Task goal: With the images removed, repeat the data below exactly.

Extracted information:
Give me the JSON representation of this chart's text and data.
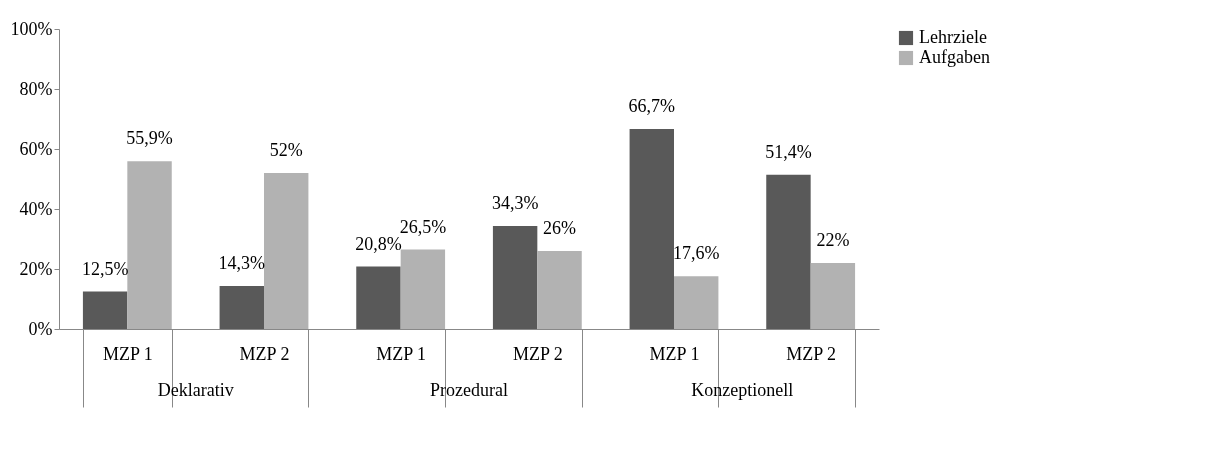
{
  "chart_data": {
    "type": "bar",
    "categories": [
      "MZP 1",
      "MZP 2",
      "MZP 1",
      "MZP 2",
      "MZP 1",
      "MZP 2"
    ],
    "series": [
      {
        "name": "Lehrziele",
        "color": "#595959",
        "values": [
          12.5,
          14.3,
          20.8,
          34.3,
          66.7,
          51.4
        ],
        "value_labels": [
          "12,5%",
          "14,3%",
          "20,8%",
          "34,3%",
          "66,7%",
          "51,4%"
        ]
      },
      {
        "name": "Aufgaben",
        "color": "#b2b2b2",
        "values": [
          55.9,
          52,
          26.5,
          26,
          17.6,
          22
        ],
        "value_labels": [
          "55,9%",
          "52%",
          "26,5%",
          "26%",
          "17,6%",
          "22%"
        ]
      }
    ],
    "annotations": [
      "Deklarativ",
      "Prozedural",
      "Konzeptionell"
    ],
    "ylim": [
      0,
      100
    ],
    "yticks": [
      {
        "value": 0,
        "label": "0%"
      },
      {
        "value": 20,
        "label": "20%"
      },
      {
        "value": 40,
        "label": "40%"
      },
      {
        "value": 60,
        "label": "60%"
      },
      {
        "value": 80,
        "label": "80%"
      },
      {
        "value": 100,
        "label": "100%"
      }
    ],
    "grid": false,
    "legend": "right"
  }
}
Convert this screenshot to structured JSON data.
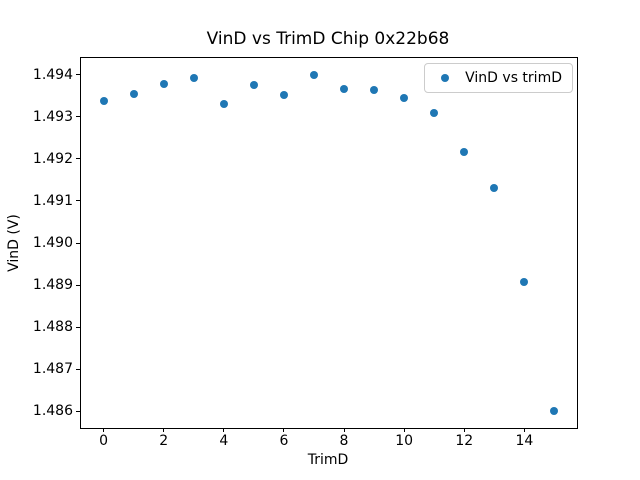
{
  "chart_data": {
    "type": "scatter",
    "title": "VinD vs TrimD Chip 0x22b68",
    "xlabel": "TrimD",
    "ylabel": "VinD (V)",
    "x": [
      0,
      1,
      2,
      3,
      4,
      5,
      6,
      7,
      8,
      9,
      10,
      11,
      12,
      13,
      14,
      15
    ],
    "series": [
      {
        "name": "VinD vs trimD",
        "color": "#1f77b4",
        "values": [
          1.49338,
          1.49354,
          1.49379,
          1.49393,
          1.4933,
          1.49375,
          1.49353,
          1.494,
          1.49367,
          1.49363,
          1.49344,
          1.49309,
          1.49216,
          1.49132,
          1.48908,
          1.486
        ]
      }
    ],
    "xlim": [
      -0.75,
      15.75
    ],
    "ylim": [
      1.4856,
      1.4944
    ],
    "x_ticks": [
      0,
      2,
      4,
      6,
      8,
      10,
      12,
      14
    ],
    "y_ticks": [
      1.486,
      1.487,
      1.488,
      1.489,
      1.49,
      1.491,
      1.492,
      1.493,
      1.494
    ],
    "y_tick_decimals": 3,
    "grid": false,
    "legend_position": "upper right",
    "colors": {
      "marker": "#1f77b4",
      "spine": "#000000",
      "legend_border": "#cccccc",
      "background": "#ffffff"
    }
  }
}
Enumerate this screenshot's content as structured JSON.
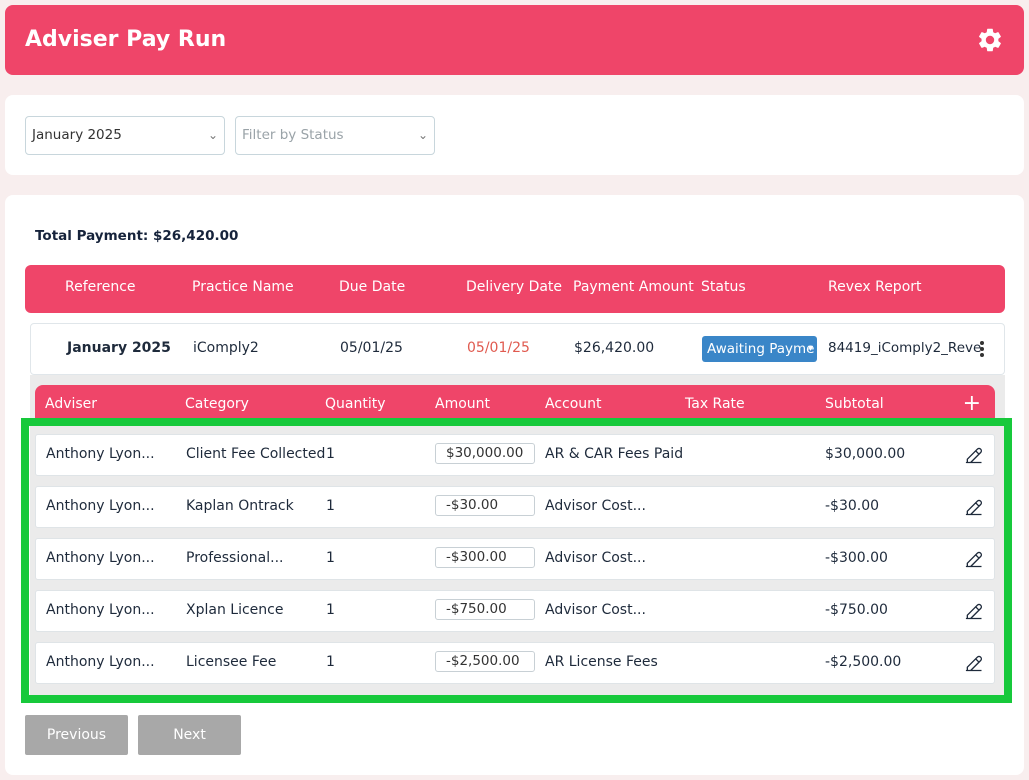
{
  "header": {
    "title": "Adviser Pay Run",
    "settings_icon": "gear-icon"
  },
  "filters": {
    "month_value": "January 2025",
    "status_placeholder": "Filter by Status"
  },
  "summary": {
    "total_payment": "Total Payment: $26,420.00"
  },
  "main_table": {
    "columns": [
      "Reference",
      "Practice Name",
      "Due Date",
      "Delivery Date",
      "Payment Amount",
      "Status",
      "Revex Report"
    ],
    "row": {
      "reference": "January 2025",
      "practice_name": "iComply2",
      "due_date": "05/01/25",
      "delivery_date": "05/01/25",
      "payment_amount": "$26,420.00",
      "status": "Awaiting Payme",
      "revex_report": "84419_iComply2_Reve"
    }
  },
  "line_items": {
    "columns": [
      "Adviser",
      "Category",
      "Quantity",
      "Amount",
      "Account",
      "Tax Rate",
      "Subtotal"
    ],
    "add_label": "+",
    "rows": [
      {
        "adviser": "Anthony Lyon...",
        "category": "Client Fee Collected",
        "quantity": "1",
        "amount": "$30,000.00",
        "account": "AR & CAR Fees Paid",
        "tax_rate": "",
        "subtotal": "$30,000.00"
      },
      {
        "adviser": "Anthony Lyon...",
        "category": "Kaplan Ontrack",
        "quantity": "1",
        "amount": "-$30.00",
        "account": "Advisor Cost...",
        "tax_rate": "",
        "subtotal": "-$30.00"
      },
      {
        "adviser": "Anthony Lyon...",
        "category": "Professional...",
        "quantity": "1",
        "amount": "-$300.00",
        "account": "Advisor Cost...",
        "tax_rate": "",
        "subtotal": "-$300.00"
      },
      {
        "adviser": "Anthony Lyon...",
        "category": "Xplan Licence",
        "quantity": "1",
        "amount": "-$750.00",
        "account": "Advisor Cost...",
        "tax_rate": "",
        "subtotal": "-$750.00"
      },
      {
        "adviser": "Anthony Lyon...",
        "category": "Licensee Fee",
        "quantity": "1",
        "amount": "-$2,500.00",
        "account": "AR License Fees",
        "tax_rate": "",
        "subtotal": "-$2,500.00"
      }
    ]
  },
  "pagination": {
    "previous": "Previous",
    "next": "Next"
  },
  "colors": {
    "accent": "#ef4569",
    "status_pill": "#3a86c8",
    "late_date": "#e05a4f",
    "highlight": "#17c93b"
  }
}
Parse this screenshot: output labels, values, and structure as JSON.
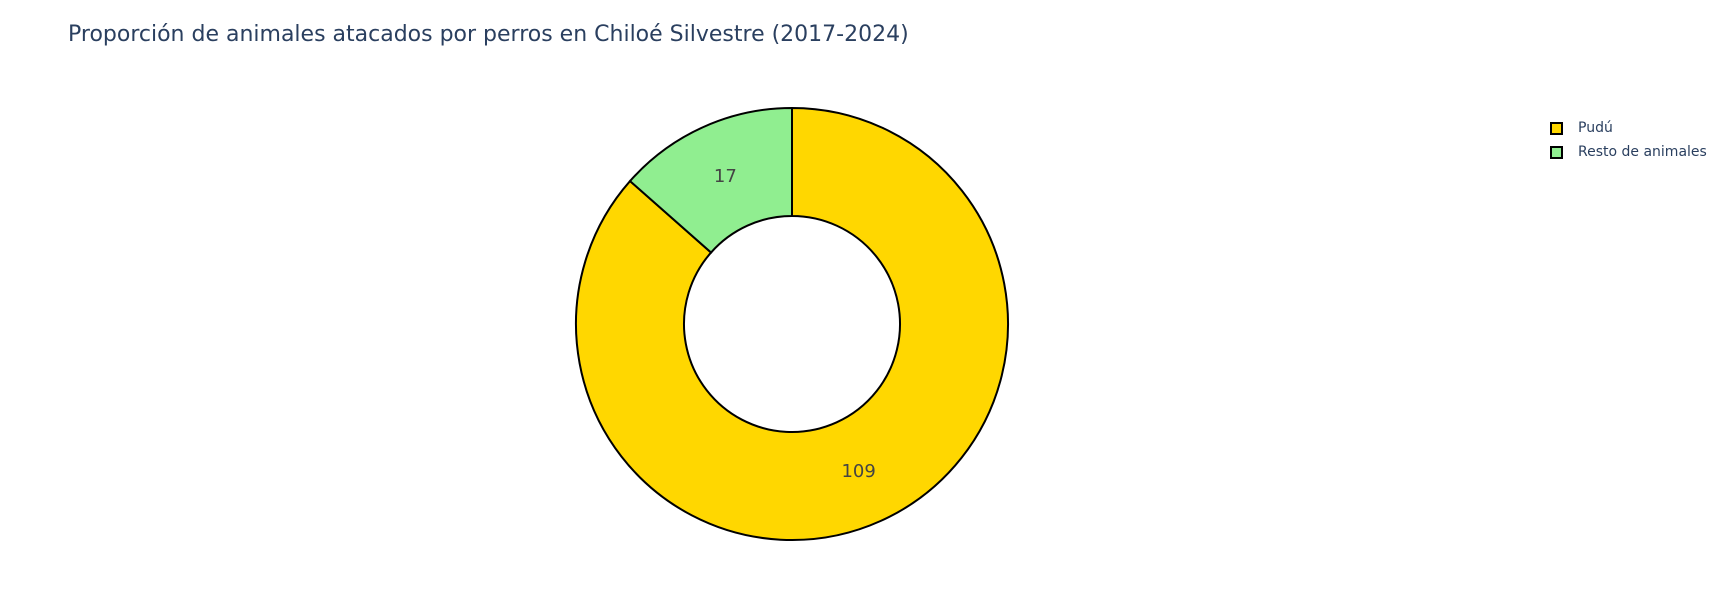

Full output:
Give me the JSON representation of this chart's text and data.
{
  "chart_data": {
    "type": "bar",
    "categories": [
      "MZP 1",
      "MZP 2",
      "MZP 1",
      "MZP 2",
      "MZP 1",
      "MZP 2"
    ],
    "series": [
      {
        "name": "Lehrziele",
        "color": "#595959",
        "values": [
          12.5,
          14.3,
          20.8,
          34.3,
          66.7,
          51.4
        ],
        "value_labels": [
          "12,5%",
          "14,3%",
          "20,8%",
          "34,3%",
          "66,7%",
          "51,4%"
        ]
      },
      {
        "name": "Aufgaben",
        "color": "#b2b2b2",
        "values": [
          55.9,
          52,
          26.5,
          26,
          17.6,
          22
        ],
        "value_labels": [
          "55,9%",
          "52%",
          "26,5%",
          "26%",
          "17,6%",
          "22%"
        ]
      }
    ],
    "annotations": [
      "Deklarativ",
      "Prozedural",
      "Konzeptionell"
    ],
    "ylim": [
      0,
      100
    ],
    "yticks": [
      {
        "value": 0,
        "label": "0%"
      },
      {
        "value": 20,
        "label": "20%"
      },
      {
        "value": 40,
        "label": "40%"
      },
      {
        "value": 60,
        "label": "60%"
      },
      {
        "value": 80,
        "label": "80%"
      },
      {
        "value": 100,
        "label": "100%"
      }
    ],
    "grid": false,
    "legend": "right"
  }
}
Convert this screenshot to structured JSON data.
{
  "chart_data": {
    "type": "scatter",
    "title": "VinD vs TrimD Chip 0x22b68",
    "xlabel": "TrimD",
    "ylabel": "VinD (V)",
    "x": [
      0,
      1,
      2,
      3,
      4,
      5,
      6,
      7,
      8,
      9,
      10,
      11,
      12,
      13,
      14,
      15
    ],
    "series": [
      {
        "name": "VinD vs trimD",
        "color": "#1f77b4",
        "values": [
          1.49338,
          1.49354,
          1.49379,
          1.49393,
          1.4933,
          1.49375,
          1.49353,
          1.494,
          1.49367,
          1.49363,
          1.49344,
          1.49309,
          1.49216,
          1.49132,
          1.48908,
          1.486
        ]
      }
    ],
    "xlim": [
      -0.75,
      15.75
    ],
    "ylim": [
      1.4856,
      1.4944
    ],
    "x_ticks": [
      0,
      2,
      4,
      6,
      8,
      10,
      12,
      14
    ],
    "y_ticks": [
      1.486,
      1.487,
      1.488,
      1.489,
      1.49,
      1.491,
      1.492,
      1.493,
      1.494
    ],
    "y_tick_decimals": 3,
    "grid": false,
    "legend_position": "upper right",
    "colors": {
      "marker": "#1f77b4",
      "spine": "#000000",
      "legend_border": "#cccccc",
      "background": "#ffffff"
    }
  }
}
Enumerate this screenshot's content as structured JSON.
{
  "header": {
    "title": "Adviser Pay Run",
    "settings_icon": "gear-icon"
  },
  "filters": {
    "month_value": "January 2025",
    "status_placeholder": "Filter by Status"
  },
  "summary": {
    "total_payment": "Total Payment: $26,420.00"
  },
  "main_table": {
    "columns": [
      "Reference",
      "Practice Name",
      "Due Date",
      "Delivery Date",
      "Payment Amount",
      "Status",
      "Revex Report"
    ],
    "row": {
      "reference": "January 2025",
      "practice_name": "iComply2",
      "due_date": "05/01/25",
      "delivery_date": "05/01/25",
      "payment_amount": "$26,420.00",
      "status": "Awaiting Payme",
      "revex_report": "84419_iComply2_Reve"
    }
  },
  "line_items": {
    "columns": [
      "Adviser",
      "Category",
      "Quantity",
      "Amount",
      "Account",
      "Tax Rate",
      "Subtotal"
    ],
    "add_label": "+",
    "rows": [
      {
        "adviser": "Anthony Lyon...",
        "category": "Client Fee Collected",
        "quantity": "1",
        "amount": "$30,000.00",
        "account": "AR & CAR Fees Paid",
        "tax_rate": "",
        "subtotal": "$30,000.00"
      },
      {
        "adviser": "Anthony Lyon...",
        "category": "Kaplan Ontrack",
        "quantity": "1",
        "amount": "-$30.00",
        "account": "Advisor Cost...",
        "tax_rate": "",
        "subtotal": "-$30.00"
      },
      {
        "adviser": "Anthony Lyon...",
        "category": "Professional...",
        "quantity": "1",
        "amount": "-$300.00",
        "account": "Advisor Cost...",
        "tax_rate": "",
        "subtotal": "-$300.00"
      },
      {
        "adviser": "Anthony Lyon...",
        "category": "Xplan Licence",
        "quantity": "1",
        "amount": "-$750.00",
        "account": "Advisor Cost...",
        "tax_rate": "",
        "subtotal": "-$750.00"
      },
      {
        "adviser": "Anthony Lyon...",
        "category": "Licensee Fee",
        "quantity": "1",
        "amount": "-$2,500.00",
        "account": "AR License Fees",
        "tax_rate": "",
        "subtotal": "-$2,500.00"
      }
    ]
  },
  "pagination": {
    "previous": "Previous",
    "next": "Next"
  },
  "colors": {
    "accent": "#ef4569",
    "status_pill": "#3a86c8",
    "late_date": "#e05a4f",
    "highlight": "#17c93b"
  }
}
Parse this screenshot: output labels, values, and structure as JSON.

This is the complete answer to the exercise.